What is expected:
Work out the number of lines containing "natural". Give that number alone.

Material shown:
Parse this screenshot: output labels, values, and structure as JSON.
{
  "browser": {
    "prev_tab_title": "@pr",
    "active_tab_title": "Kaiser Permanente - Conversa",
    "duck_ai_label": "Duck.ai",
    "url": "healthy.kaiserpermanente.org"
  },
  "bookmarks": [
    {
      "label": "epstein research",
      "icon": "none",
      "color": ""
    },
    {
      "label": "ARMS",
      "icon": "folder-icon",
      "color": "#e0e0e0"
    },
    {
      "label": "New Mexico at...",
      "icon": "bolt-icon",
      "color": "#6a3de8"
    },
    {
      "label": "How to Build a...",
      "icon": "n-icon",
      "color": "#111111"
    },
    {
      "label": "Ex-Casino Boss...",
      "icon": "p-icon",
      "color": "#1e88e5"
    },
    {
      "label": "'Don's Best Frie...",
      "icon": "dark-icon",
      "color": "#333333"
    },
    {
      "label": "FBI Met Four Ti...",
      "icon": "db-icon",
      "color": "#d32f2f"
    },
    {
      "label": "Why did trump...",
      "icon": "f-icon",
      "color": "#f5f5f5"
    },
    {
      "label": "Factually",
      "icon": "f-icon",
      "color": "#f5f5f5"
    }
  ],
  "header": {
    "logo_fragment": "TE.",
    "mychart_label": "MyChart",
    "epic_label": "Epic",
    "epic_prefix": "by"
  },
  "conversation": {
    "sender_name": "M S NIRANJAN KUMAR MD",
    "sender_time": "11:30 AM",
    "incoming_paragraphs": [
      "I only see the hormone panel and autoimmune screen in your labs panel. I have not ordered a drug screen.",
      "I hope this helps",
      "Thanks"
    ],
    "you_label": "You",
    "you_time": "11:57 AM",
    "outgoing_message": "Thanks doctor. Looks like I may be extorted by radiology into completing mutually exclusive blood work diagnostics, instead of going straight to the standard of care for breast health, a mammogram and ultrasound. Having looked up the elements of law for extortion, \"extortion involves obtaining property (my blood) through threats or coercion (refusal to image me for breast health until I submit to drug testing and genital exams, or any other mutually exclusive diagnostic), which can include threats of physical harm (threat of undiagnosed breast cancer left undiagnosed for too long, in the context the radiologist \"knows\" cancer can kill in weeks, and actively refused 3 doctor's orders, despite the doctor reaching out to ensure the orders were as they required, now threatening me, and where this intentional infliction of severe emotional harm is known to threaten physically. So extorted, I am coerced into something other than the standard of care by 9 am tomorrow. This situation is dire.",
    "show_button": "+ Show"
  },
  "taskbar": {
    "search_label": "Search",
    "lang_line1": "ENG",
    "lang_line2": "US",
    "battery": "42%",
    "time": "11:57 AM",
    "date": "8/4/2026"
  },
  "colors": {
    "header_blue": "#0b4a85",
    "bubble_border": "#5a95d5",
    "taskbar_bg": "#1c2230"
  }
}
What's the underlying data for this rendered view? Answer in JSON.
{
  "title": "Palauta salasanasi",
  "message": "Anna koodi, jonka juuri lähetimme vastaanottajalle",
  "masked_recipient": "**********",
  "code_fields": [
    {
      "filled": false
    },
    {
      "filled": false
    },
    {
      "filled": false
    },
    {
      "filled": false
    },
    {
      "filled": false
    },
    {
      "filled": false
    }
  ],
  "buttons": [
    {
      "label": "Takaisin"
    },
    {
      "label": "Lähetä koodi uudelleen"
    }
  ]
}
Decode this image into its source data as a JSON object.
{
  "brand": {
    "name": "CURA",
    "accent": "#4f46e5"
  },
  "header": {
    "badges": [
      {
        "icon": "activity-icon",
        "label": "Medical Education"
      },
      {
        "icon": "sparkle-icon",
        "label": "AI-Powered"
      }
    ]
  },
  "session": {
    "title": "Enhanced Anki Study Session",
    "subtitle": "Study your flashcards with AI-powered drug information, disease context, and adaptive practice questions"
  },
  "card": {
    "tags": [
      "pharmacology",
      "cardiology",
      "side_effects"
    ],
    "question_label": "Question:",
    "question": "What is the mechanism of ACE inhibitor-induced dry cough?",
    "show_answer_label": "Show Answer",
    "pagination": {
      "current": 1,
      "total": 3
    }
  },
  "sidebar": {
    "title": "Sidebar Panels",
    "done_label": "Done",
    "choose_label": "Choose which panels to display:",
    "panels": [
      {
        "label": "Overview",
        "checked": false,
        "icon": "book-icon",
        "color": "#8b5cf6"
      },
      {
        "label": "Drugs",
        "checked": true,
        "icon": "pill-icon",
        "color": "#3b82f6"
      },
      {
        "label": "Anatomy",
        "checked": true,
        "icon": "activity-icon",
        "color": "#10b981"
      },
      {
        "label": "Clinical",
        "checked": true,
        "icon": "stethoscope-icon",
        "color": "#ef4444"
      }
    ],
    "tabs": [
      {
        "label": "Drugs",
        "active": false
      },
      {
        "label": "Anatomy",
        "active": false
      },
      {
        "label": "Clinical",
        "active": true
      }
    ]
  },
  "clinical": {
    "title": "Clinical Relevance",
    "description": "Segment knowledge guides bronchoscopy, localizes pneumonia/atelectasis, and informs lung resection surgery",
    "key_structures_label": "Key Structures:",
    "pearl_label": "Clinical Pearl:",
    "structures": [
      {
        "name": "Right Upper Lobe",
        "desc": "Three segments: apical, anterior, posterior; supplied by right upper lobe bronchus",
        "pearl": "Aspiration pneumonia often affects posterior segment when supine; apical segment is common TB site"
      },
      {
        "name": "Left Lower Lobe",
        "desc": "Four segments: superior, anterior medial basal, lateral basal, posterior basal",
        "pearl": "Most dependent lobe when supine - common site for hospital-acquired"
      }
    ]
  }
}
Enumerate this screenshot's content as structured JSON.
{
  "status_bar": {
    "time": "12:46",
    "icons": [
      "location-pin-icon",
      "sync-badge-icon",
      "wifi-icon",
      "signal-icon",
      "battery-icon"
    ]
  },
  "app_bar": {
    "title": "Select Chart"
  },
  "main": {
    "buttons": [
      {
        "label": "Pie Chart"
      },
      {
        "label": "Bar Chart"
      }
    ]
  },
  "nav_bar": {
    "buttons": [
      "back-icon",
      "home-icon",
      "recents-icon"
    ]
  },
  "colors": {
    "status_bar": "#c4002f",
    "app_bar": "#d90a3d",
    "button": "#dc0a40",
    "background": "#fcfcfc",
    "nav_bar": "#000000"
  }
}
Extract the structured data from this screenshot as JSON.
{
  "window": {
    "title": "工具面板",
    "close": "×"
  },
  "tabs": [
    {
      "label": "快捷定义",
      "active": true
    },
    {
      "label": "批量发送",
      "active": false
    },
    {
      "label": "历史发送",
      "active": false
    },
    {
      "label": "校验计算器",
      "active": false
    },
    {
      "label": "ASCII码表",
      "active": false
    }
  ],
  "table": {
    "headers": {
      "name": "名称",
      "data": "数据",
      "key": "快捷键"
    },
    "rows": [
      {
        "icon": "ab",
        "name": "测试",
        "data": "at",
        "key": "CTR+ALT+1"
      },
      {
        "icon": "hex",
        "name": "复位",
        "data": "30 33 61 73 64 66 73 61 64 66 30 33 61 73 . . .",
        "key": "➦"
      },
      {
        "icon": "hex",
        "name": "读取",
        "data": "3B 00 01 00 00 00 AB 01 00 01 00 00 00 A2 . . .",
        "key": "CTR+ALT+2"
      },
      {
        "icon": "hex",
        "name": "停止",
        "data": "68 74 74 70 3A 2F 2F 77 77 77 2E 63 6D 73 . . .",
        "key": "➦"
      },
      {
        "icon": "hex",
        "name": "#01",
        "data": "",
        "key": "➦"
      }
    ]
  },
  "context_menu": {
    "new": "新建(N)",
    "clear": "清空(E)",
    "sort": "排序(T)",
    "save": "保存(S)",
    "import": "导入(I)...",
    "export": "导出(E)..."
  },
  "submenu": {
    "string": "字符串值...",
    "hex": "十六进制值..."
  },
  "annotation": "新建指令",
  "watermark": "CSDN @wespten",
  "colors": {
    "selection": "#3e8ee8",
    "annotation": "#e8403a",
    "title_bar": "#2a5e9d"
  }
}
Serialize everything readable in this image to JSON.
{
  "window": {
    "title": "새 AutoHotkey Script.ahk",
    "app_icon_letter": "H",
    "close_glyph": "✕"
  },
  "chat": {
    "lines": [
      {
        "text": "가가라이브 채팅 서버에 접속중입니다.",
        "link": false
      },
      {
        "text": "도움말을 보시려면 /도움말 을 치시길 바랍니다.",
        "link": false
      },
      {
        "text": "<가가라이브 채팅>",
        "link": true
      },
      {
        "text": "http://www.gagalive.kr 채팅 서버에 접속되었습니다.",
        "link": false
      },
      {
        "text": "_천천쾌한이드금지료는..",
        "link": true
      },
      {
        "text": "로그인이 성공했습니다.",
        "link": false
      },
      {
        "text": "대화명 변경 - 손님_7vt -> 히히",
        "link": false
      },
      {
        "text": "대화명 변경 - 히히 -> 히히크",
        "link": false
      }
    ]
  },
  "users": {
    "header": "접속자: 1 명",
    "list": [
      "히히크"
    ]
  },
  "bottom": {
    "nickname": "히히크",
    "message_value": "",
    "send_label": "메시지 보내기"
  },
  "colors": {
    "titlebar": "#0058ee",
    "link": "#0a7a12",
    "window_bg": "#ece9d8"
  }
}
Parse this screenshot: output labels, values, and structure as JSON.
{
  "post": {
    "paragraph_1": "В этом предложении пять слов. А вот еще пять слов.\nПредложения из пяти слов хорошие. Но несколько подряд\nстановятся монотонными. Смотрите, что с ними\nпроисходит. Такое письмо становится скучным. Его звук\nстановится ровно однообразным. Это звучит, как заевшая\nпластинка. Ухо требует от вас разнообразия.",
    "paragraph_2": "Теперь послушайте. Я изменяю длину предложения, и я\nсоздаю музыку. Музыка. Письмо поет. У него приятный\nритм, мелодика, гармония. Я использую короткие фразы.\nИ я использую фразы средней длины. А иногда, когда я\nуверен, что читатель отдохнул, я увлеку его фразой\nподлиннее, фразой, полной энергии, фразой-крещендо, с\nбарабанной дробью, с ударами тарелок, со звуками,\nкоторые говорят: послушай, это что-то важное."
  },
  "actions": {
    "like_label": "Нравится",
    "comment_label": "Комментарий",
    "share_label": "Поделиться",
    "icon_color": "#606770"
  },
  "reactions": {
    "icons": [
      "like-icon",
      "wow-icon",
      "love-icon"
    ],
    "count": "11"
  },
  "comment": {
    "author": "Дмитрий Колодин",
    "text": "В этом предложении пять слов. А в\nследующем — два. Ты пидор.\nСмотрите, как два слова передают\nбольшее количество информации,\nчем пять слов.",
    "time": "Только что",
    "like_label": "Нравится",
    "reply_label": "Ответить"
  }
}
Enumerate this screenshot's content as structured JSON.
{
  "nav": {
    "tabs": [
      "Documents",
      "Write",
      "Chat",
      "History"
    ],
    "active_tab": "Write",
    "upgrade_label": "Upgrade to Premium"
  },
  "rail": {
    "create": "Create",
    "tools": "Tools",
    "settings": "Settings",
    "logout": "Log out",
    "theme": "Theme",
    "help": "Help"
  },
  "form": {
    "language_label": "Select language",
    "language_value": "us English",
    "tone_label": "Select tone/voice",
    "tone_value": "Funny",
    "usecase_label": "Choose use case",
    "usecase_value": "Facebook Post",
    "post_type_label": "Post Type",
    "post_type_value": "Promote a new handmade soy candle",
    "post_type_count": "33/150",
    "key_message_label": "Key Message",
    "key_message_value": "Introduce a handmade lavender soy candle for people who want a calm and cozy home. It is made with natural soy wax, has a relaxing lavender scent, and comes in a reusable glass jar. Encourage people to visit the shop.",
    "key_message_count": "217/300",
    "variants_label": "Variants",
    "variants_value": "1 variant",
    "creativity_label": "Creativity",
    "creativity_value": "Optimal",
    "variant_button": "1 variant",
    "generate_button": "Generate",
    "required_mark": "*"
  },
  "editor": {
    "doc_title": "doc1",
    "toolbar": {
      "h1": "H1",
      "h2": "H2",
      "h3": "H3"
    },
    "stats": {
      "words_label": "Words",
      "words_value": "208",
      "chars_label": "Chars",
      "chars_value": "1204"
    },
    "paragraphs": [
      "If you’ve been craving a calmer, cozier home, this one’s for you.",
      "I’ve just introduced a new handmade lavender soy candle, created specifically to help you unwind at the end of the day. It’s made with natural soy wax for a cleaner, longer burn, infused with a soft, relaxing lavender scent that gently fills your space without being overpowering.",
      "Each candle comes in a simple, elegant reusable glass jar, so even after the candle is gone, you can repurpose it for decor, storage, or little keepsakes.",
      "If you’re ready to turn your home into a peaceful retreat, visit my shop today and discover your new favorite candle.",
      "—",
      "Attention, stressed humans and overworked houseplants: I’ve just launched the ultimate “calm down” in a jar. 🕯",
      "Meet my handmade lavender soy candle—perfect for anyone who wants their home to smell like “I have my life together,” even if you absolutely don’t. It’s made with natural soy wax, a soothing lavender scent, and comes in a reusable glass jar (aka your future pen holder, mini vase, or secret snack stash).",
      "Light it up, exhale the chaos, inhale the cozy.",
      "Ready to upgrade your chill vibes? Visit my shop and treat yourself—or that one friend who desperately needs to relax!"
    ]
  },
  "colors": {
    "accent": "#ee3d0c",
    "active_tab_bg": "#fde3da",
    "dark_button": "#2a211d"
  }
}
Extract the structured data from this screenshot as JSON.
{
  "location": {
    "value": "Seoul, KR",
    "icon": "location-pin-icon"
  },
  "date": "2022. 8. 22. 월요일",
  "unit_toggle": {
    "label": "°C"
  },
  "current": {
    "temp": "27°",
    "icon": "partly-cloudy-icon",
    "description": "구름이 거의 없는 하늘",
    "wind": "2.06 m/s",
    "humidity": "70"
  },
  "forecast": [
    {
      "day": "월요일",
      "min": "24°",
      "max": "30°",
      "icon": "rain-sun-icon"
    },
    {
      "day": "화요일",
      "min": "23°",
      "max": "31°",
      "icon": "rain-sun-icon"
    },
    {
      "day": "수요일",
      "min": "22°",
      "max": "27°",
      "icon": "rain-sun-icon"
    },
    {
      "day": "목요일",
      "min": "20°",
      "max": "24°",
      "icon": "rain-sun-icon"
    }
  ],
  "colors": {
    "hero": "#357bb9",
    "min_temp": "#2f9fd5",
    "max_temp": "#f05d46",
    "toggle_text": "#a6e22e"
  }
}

Written answer:
3